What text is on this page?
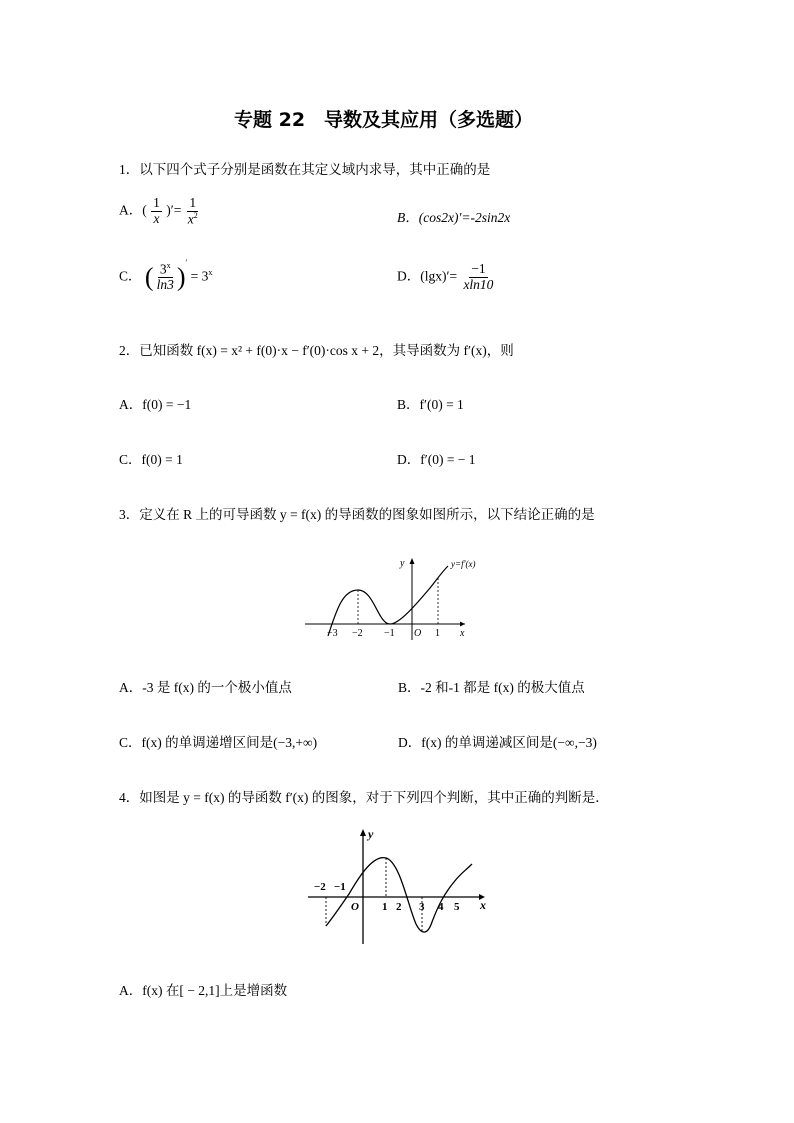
专题 22　导数及其应用（多选题）
1．以下四个式子分别是函数在其定义域内求导，其中正确的是
A．( $\frac{1}{x}$ )′= $\frac{1}{x^2}$	B．(cos2x)′=-2sin2x
C． ( $\frac{3^x}{\ln 3} )' = 3^x$	D．$(\lg x)'= \frac{-1}{xln10}$
2．已知函数 f(x) = x² + f(0)·x − f′(0)·cos x + 2，其导函数为 f′(x)，则
A．f(0) = −1	B．f′(0) = 1
C．f(0) = 1	D．f′(0) = − 1
3．定义在 R 上的可导函数 y = f(x) 的导函数的图象如图所示，以下结论正确的是
y	y=f′(x)
x
O
−3 −2 −1	1
A．-3 是 f(x) 的一个极小值点	B．-2 和-1 都是 f(x) 的极大值点
C．f(x) 的单调递增区间是(−3,+∞)	D．f(x) 的单调递减区间是(−∞,−3)
4．如图是 y = f(x) 的导函数 f′(x) 的图象，对于下列四个判断，其中正确的判断是．
y
x
O
−2 −1
1 2 3 4 5
A．f(x) 在[ − 2,1]上是增函数
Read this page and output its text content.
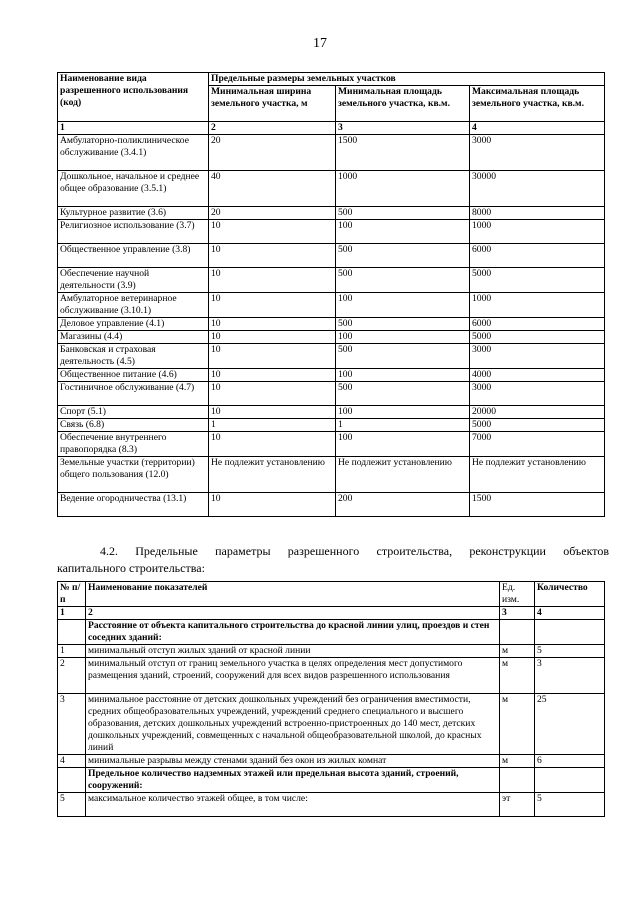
17
Наименование вида разрешенного использования (код)	Предельные размеры земельных участков		
	Минимальная ширина земельного участка, м	Минимальная площадь земельного участка, кв.м.	Максимальная площадь земельного участка, кв.м.
1	2	3	4
Амбулаторно-поликлиническое обслуживание (3.4.1)	20	1500	3000
Дошкольное, начальное и среднее общее образование (3.5.1)	40	1000	30000
Культурное развитие (3.6)	20	500	8000
Религиозное использование (3.7)	10	100	1000
Общественное управление (3.8)	10	500	6000
Обеспечение научной деятельности (3.9)	10	500	5000
Амбулаторное ветеринарное обслуживание (3.10.1)	10	100	1000
Деловое управление (4.1)	10	500	6000
Магазины (4.4)	10	100	5000
Банковская и страховая деятельность (4.5)	10	500	3000
Общественное питание (4.6)	10	100	4000
Гостиничное обслуживание (4.7)	10	500	3000
Спорт (5.1)	10	100	20000
Связь (6.8)	1	1	5000
Обеспечение внутреннего правопорядка (8.3)	10	100	7000
Земельные участки (территории) общего пользования (12.0)	Не подлежит установлению	Не подлежит установлению	Не подлежит установлению
Ведение огородничества (13.1)	10	200	1500
4.2. Предельные параметры разрешенного строительства, реконструкции объектов
капитального строительства:
№ п/п	Наименование показателей	Ед. изм.	Количество
1	2	3	4
	Расстояние от объекта капитального строительства до красной линии улиц, проездов и стен соседних зданий:		
1	минимальный отступ жилых зданий от красной линии	м	5
2	минимальный отступ от границ земельного участка в целях определения мест допустимого размещения зданий, строений, сооружений для всех видов разрешенного использования	м	3
3	минимальное расстояние от детских дошкольных учреждений без ограничения вместимости, средних общеобразовательных учреждений, учреждений среднего специального и высшего образования, детских дошкольных учреждений встроенно-пристроенных до 140 мест, детских дошкольных учреждений, совмещенных с начальной общеобразовательной школой, до красных линий	м	25
4	минимальные разрывы между стенами зданий без окон из жилых комнат	м	6
	Предельное количество надземных этажей или предельная высота зданий, строений, сооружений:		
5	максимальное количество этажей общее, в том числе:	эт	5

## What to work on
Copy the material above exactly and drop the pictures.

## The response
What text is on this page?
专题 22　导数及其应用（多选题）
1．以下四个式子分别是函数在其定义域内求导，其中正确的是
A．( $\frac{1}{x}$ )′= $\frac{1}{x^2}$	B．(cos2x)′=-2sin2x
C． ( $\frac{3^x}{\ln 3} )' = 3^x$	D．$(\lg x)'= \frac{-1}{xln10}$
2．已知函数 f(x) = x² + f(0)·x − f′(0)·cos x + 2，其导函数为 f′(x)，则
A．f(0) = −1	B．f′(0) = 1
C．f(0) = 1	D．f′(0) = − 1
3．定义在 R 上的可导函数 y = f(x) 的导函数的图象如图所示，以下结论正确的是
y	y=f′(x)
x
O
−3 −2 −1	1
A．-3 是 f(x) 的一个极小值点	B．-2 和-1 都是 f(x) 的极大值点
C．f(x) 的单调递增区间是(−3,+∞)	D．f(x) 的单调递减区间是(−∞,−3)
4．如图是 y = f(x) 的导函数 f′(x) 的图象，对于下列四个判断，其中正确的判断是．
y
x
O
−2 −1
1 2 3 4 5
A．f(x) 在[ − 2,1]上是增函数
Read this page and output its text content.
17
Наименование вида разрешенного использования (код)	Предельные размеры земельных участков		
	Минимальная ширина земельного участка, м	Минимальная площадь земельного участка, кв.м.	Максимальная площадь земельного участка, кв.м.
1	2	3	4
Амбулаторно-поликлиническое обслуживание (3.4.1)	20	1500	3000
Дошкольное, начальное и среднее общее образование (3.5.1)	40	1000	30000
Культурное развитие (3.6)	20	500	8000
Религиозное использование (3.7)	10	100	1000
Общественное управление (3.8)	10	500	6000
Обеспечение научной деятельности (3.9)	10	500	5000
Амбулаторное ветеринарное обслуживание (3.10.1)	10	100	1000
Деловое управление (4.1)	10	500	6000
Магазины (4.4)	10	100	5000
Банковская и страховая деятельность (4.5)	10	500	3000
Общественное питание (4.6)	10	100	4000
Гостиничное обслуживание (4.7)	10	500	3000
Спорт (5.1)	10	100	20000
Связь (6.8)	1	1	5000
Обеспечение внутреннего правопорядка (8.3)	10	100	7000
Земельные участки (территории) общего пользования (12.0)	Не подлежит установлению	Не подлежит установлению	Не подлежит установлению
Ведение огородничества (13.1)	10	200	1500
4.2. Предельные параметры разрешенного строительства, реконструкции объектов
капитального строительства:
№ п/п	Наименование показателей	Ед. изм.	Количество
1	2	3	4
	Расстояние от объекта капитального строительства до красной линии улиц, проездов и стен соседних зданий:		
1	минимальный отступ жилых зданий от красной линии	м	5
2	минимальный отступ от границ земельного участка в целях определения мест допустимого размещения зданий, строений, сооружений для всех видов разрешенного использования	м	3
3	минимальное расстояние от детских дошкольных учреждений без ограничения вместимости, средних общеобразовательных учреждений, учреждений среднего специального и высшего образования, детских дошкольных учреждений встроенно-пристроенных до 140 мест, детских дошкольных учреждений, совмещенных с начальной общеобразовательной школой, до красных линий	м	25
4	минимальные разрывы между стенами зданий без окон из жилых комнат	м	6
	Предельное количество надземных этажей или предельная высота зданий, строений, сооружений:		
5	максимальное количество этажей общее, в том числе:	эт	5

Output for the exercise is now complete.